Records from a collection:
——————————
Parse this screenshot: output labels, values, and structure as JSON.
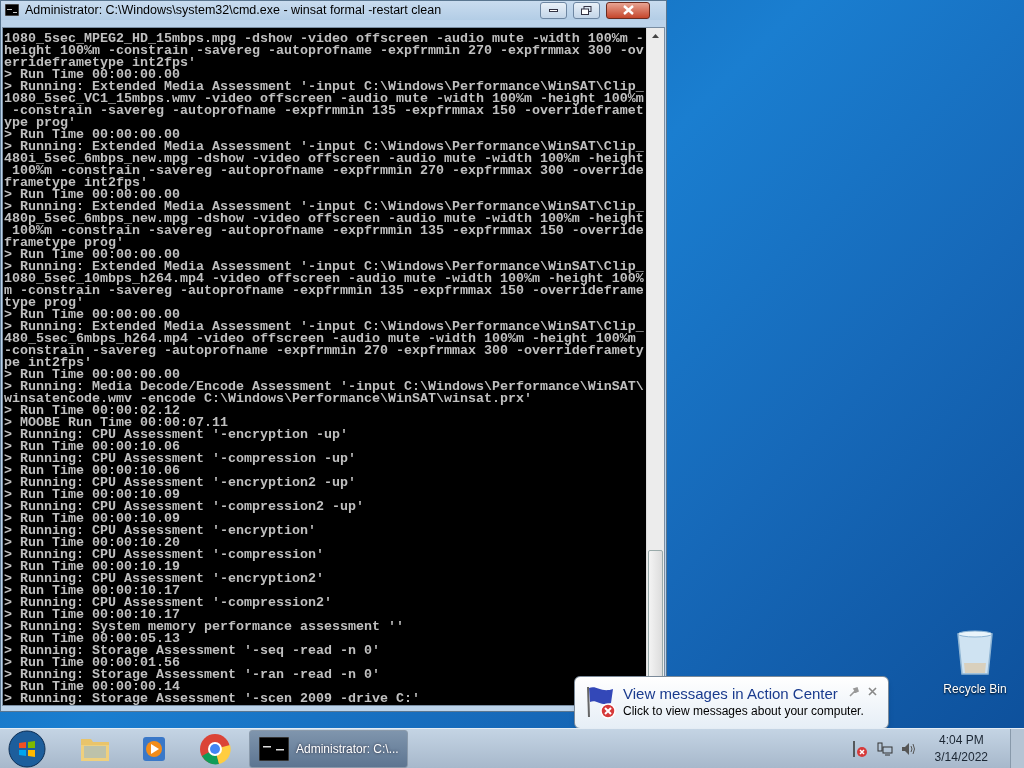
{
  "window": {
    "title": "Administrator: C:\\Windows\\system32\\cmd.exe - winsat  formal -restart clean",
    "console_lines": [
      "1080_5sec_MPEG2_HD_15mbps.mpg -dshow -video offscreen -audio mute -width 100%m -",
      "height 100%m -constrain -savereg -autoprofname -expfrmmin 270 -expfrmmax 300 -ov",
      "errideframetype int2fps'",
      "> Run Time 00:00:00.00",
      "> Running: Extended Media Assessment '-input C:\\Windows\\Performance\\WinSAT\\Clip_",
      "1080_5sec_VC1_15mbps.wmv -video offscreen -audio mute -width 100%m -height 100%m",
      " -constrain -savereg -autoprofname -expfrmmin 135 -expfrmmax 150 -overrideframet",
      "ype prog'",
      "> Run Time 00:00:00.00",
      "> Running: Extended Media Assessment '-input C:\\Windows\\Performance\\WinSAT\\Clip_",
      "480i_5sec_6mbps_new.mpg -dshow -video offscreen -audio mute -width 100%m -height",
      " 100%m -constrain -savereg -autoprofname -expfrmmin 270 -expfrmmax 300 -override",
      "frametype int2fps'",
      "> Run Time 00:00:00.00",
      "> Running: Extended Media Assessment '-input C:\\Windows\\Performance\\WinSAT\\Clip_",
      "480p_5sec_6mbps_new.mpg -dshow -video offscreen -audio mute -width 100%m -height",
      " 100%m -constrain -savereg -autoprofname -expfrmmin 135 -expfrmmax 150 -override",
      "frametype prog'",
      "> Run Time 00:00:00.00",
      "> Running: Extended Media Assessment '-input C:\\Windows\\Performance\\WinSAT\\Clip_",
      "1080_5sec_10mbps_h264.mp4 -video offscreen -audio mute -width 100%m -height 100%",
      "m -constrain -savereg -autoprofname -expfrmmin 135 -expfrmmax 150 -overrideframe",
      "type prog'",
      "> Run Time 00:00:00.00",
      "> Running: Extended Media Assessment '-input C:\\Windows\\Performance\\WinSAT\\Clip_",
      "480_5sec_6mbps_h264.mp4 -video offscreen -audio mute -width 100%m -height 100%m",
      "-constrain -savereg -autoprofname -expfrmmin 270 -expfrmmax 300 -overrideframety",
      "pe int2fps'",
      "> Run Time 00:00:00.00",
      "> Running: Media Decode/Encode Assessment '-input C:\\Windows\\Performance\\WinSAT\\",
      "winsatencode.wmv -encode C:\\Windows\\Performance\\WinSAT\\winsat.prx'",
      "> Run Time 00:00:02.12",
      "> MOOBE Run Time 00:00:07.11",
      "> Running: CPU Assessment '-encryption -up'",
      "> Run Time 00:00:10.06",
      "> Running: CPU Assessment '-compression -up'",
      "> Run Time 00:00:10.06",
      "> Running: CPU Assessment '-encryption2 -up'",
      "> Run Time 00:00:10.09",
      "> Running: CPU Assessment '-compression2 -up'",
      "> Run Time 00:00:10.09",
      "> Running: CPU Assessment '-encryption'",
      "> Run Time 00:00:10.20",
      "> Running: CPU Assessment '-compression'",
      "> Run Time 00:00:10.19",
      "> Running: CPU Assessment '-encryption2'",
      "> Run Time 00:00:10.17",
      "> Running: CPU Assessment '-compression2'",
      "> Run Time 00:00:10.17",
      "> Running: System memory performance assessment ''",
      "> Run Time 00:00:05.13",
      "> Running: Storage Assessment '-seq -read -n 0'",
      "> Run Time 00:00:01.56",
      "> Running: Storage Assessment '-ran -read -n 0'",
      "> Run Time 00:00:00.14",
      "> Running: Storage Assessment '-scen 2009 -drive C:'"
    ]
  },
  "desktop_icons": [
    {
      "label": "Recycle Bin"
    }
  ],
  "notification": {
    "title": "View messages in Action Center",
    "message": "Click to view messages about your computer."
  },
  "taskbar": {
    "active_task": {
      "label": "Administrator: C:\\..."
    },
    "clock": {
      "time": "4:04 PM",
      "date": "3/14/2022"
    }
  }
}
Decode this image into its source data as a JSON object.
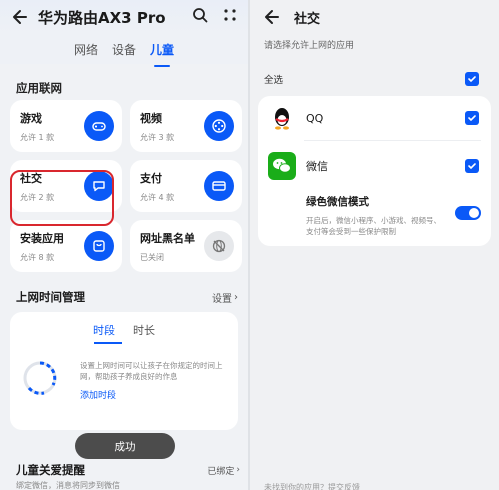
——————————
Say how many lines in the records above hold "this", and give no other text.

2